== Brief ==
Each line containing the word "more" must be reported.
** START OF Entries **
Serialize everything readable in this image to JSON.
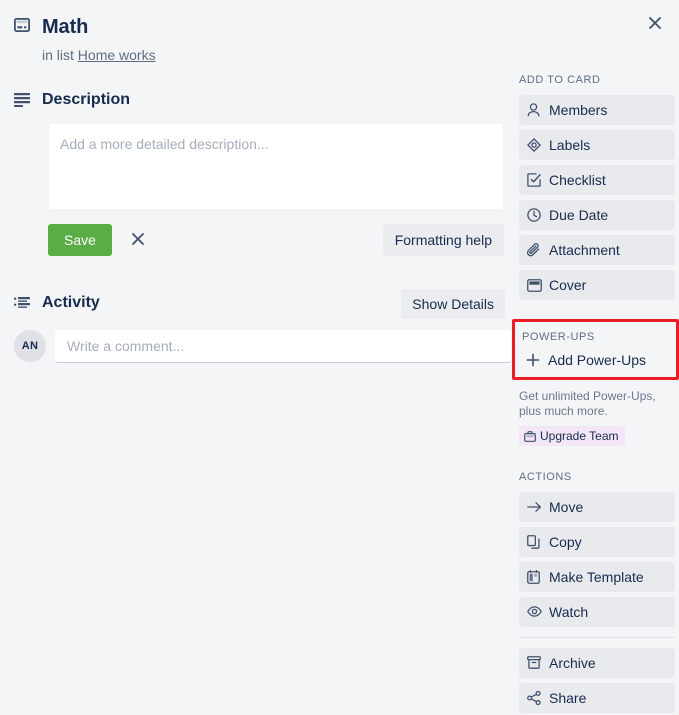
{
  "window": {
    "close_label": "×",
    "close_icon": "close-icon"
  },
  "card": {
    "icon": "card-icon",
    "title": "Math",
    "in_list_prefix": "in list",
    "list_name": "Home works"
  },
  "description": {
    "icon": "description-icon",
    "heading": "Description",
    "value": "",
    "placeholder": "Add a more detailed description...",
    "save_label": "Save",
    "cancel_icon": "close-icon",
    "formatting_help_label": "Formatting help"
  },
  "activity": {
    "icon": "activity-list-icon",
    "heading": "Activity",
    "show_details_label": "Show Details",
    "avatar_initials": "AN",
    "comment_value": "",
    "comment_placeholder": "Write a comment..."
  },
  "sidebar": {
    "add_to_card": {
      "heading": "ADD TO CARD",
      "items": [
        {
          "label": "Members",
          "icon": "member-icon"
        },
        {
          "label": "Labels",
          "icon": "label-icon"
        },
        {
          "label": "Checklist",
          "icon": "checklist-icon"
        },
        {
          "label": "Due Date",
          "icon": "clock-icon"
        },
        {
          "label": "Attachment",
          "icon": "paperclip-icon"
        },
        {
          "label": "Cover",
          "icon": "cover-icon"
        }
      ]
    },
    "power_ups": {
      "heading": "POWER-UPS",
      "add_label": "Add Power-Ups",
      "add_icon": "plus-icon",
      "highlight_color": "#ea1c25",
      "note": "Get unlimited Power-Ups, plus much more.",
      "upgrade_label": "Upgrade Team",
      "upgrade_icon": "briefcase-icon",
      "upgrade_badge_color": "#f3e7f7"
    },
    "actions": {
      "heading": "ACTIONS",
      "items_top": [
        {
          "label": "Move",
          "icon": "arrow-right-icon"
        },
        {
          "label": "Copy",
          "icon": "copy-icon"
        },
        {
          "label": "Make Template",
          "icon": "template-icon"
        },
        {
          "label": "Watch",
          "icon": "eye-icon"
        }
      ],
      "items_bottom": [
        {
          "label": "Archive",
          "icon": "archive-icon"
        },
        {
          "label": "Share",
          "icon": "share-icon"
        }
      ]
    }
  },
  "theme": {
    "background": "#f4f5f7",
    "text": "#172b4d",
    "muted_text": "#5e6c84",
    "save_green": "#5aac44",
    "button_grey": "#e9eaee"
  }
}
** END OF Entries **
== Task result ==
    "placeholder": "Add a more detailed description...",
      "note": "Get unlimited Power-Ups, plus much more.",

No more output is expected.